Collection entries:
══════

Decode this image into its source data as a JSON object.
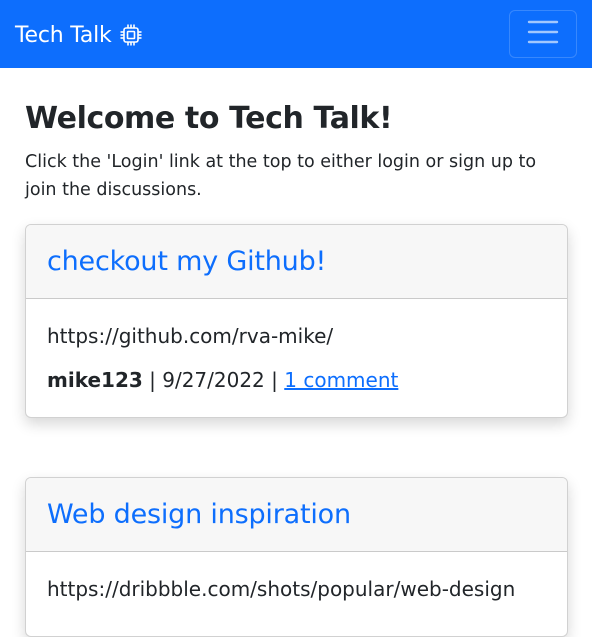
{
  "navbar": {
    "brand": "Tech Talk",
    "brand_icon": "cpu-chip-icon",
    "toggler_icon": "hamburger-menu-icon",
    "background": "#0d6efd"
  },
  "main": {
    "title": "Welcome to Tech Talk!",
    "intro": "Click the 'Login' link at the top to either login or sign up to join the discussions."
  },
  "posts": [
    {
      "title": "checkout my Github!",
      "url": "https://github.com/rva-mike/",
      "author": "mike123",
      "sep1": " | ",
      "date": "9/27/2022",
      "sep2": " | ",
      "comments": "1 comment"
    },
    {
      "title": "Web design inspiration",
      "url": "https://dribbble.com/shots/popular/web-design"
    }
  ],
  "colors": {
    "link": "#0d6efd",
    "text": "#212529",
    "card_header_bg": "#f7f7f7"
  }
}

══════

#### [What is being asked]
Return the whole listing, word for word, and leave out every picture.

#### [Response for this exercise]
Decode this image into its source data as a JSON object.
{
  "navbar": {
    "brand": "Tech Talk",
    "brand_icon": "cpu-chip-icon",
    "toggler_icon": "hamburger-menu-icon",
    "background": "#0d6efd"
  },
  "main": {
    "title": "Welcome to Tech Talk!",
    "intro": "Click the 'Login' link at the top to either login or sign up to join the discussions."
  },
  "posts": [
    {
      "title": "checkout my Github!",
      "url": "https://github.com/rva-mike/",
      "author": "mike123",
      "sep1": " | ",
      "date": "9/27/2022",
      "sep2": " | ",
      "comments": "1 comment"
    },
    {
      "title": "Web design inspiration",
      "url": "https://dribbble.com/shots/popular/web-design"
    }
  ],
  "colors": {
    "link": "#0d6efd",
    "text": "#212529",
    "card_header_bg": "#f7f7f7"
  }
}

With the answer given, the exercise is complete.